### PROMPT
Copy out every record precisely.

### Collected data

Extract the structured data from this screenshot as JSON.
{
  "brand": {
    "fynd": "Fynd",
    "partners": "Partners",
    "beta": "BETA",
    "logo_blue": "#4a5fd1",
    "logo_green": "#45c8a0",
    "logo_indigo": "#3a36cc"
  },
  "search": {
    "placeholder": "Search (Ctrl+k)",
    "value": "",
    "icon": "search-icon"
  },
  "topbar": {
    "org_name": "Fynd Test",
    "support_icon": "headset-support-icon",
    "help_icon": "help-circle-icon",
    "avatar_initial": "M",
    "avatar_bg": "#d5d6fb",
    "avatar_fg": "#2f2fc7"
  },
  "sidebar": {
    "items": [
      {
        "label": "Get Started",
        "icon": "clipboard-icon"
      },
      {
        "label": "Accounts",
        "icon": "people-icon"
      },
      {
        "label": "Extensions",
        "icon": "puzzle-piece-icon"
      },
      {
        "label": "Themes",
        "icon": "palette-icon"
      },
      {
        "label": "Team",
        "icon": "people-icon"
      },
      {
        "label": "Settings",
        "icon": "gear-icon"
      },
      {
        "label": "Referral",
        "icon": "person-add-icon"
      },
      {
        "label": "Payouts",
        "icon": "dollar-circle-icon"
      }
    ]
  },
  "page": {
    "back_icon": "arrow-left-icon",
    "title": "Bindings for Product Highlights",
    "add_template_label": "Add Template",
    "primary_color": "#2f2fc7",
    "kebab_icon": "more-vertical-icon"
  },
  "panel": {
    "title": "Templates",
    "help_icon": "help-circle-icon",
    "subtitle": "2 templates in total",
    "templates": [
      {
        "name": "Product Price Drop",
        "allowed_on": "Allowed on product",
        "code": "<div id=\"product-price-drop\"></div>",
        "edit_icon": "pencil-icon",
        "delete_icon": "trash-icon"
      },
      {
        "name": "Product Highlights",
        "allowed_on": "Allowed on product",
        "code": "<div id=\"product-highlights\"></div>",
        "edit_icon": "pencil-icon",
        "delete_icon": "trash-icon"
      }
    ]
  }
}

### RESPONSE TO THIS EXERCISE
Extract the structured data from this screenshot as JSON.
{
  "brand": {
    "fynd": "Fynd",
    "partners": "Partners",
    "beta": "BETA",
    "logo_blue": "#4a5fd1",
    "logo_green": "#45c8a0",
    "logo_indigo": "#3a36cc"
  },
  "search": {
    "placeholder": "Search (Ctrl+k)",
    "value": "",
    "icon": "search-icon"
  },
  "topbar": {
    "org_name": "Fynd Test",
    "support_icon": "headset-support-icon",
    "help_icon": "help-circle-icon",
    "avatar_initial": "M",
    "avatar_bg": "#d5d6fb",
    "avatar_fg": "#2f2fc7"
  },
  "sidebar": {
    "items": [
      {
        "label": "Get Started",
        "icon": "clipboard-icon"
      },
      {
        "label": "Accounts",
        "icon": "people-icon"
      },
      {
        "label": "Extensions",
        "icon": "puzzle-piece-icon"
      },
      {
        "label": "Themes",
        "icon": "palette-icon"
      },
      {
        "label": "Team",
        "icon": "people-icon"
      },
      {
        "label": "Settings",
        "icon": "gear-icon"
      },
      {
        "label": "Referral",
        "icon": "person-add-icon"
      },
      {
        "label": "Payouts",
        "icon": "dollar-circle-icon"
      }
    ]
  },
  "page": {
    "back_icon": "arrow-left-icon",
    "title": "Bindings for Product Highlights",
    "add_template_label": "Add Template",
    "primary_color": "#2f2fc7",
    "kebab_icon": "more-vertical-icon"
  },
  "panel": {
    "title": "Templates",
    "help_icon": "help-circle-icon",
    "subtitle": "2 templates in total",
    "templates": [
      {
        "name": "Product Price Drop",
        "allowed_on": "Allowed on product",
        "code": "<div id=\"product-price-drop\"></div>",
        "edit_icon": "pencil-icon",
        "delete_icon": "trash-icon"
      },
      {
        "name": "Product Highlights",
        "allowed_on": "Allowed on product",
        "code": "<div id=\"product-highlights\"></div>",
        "edit_icon": "pencil-icon",
        "delete_icon": "trash-icon"
      }
    ]
  }
}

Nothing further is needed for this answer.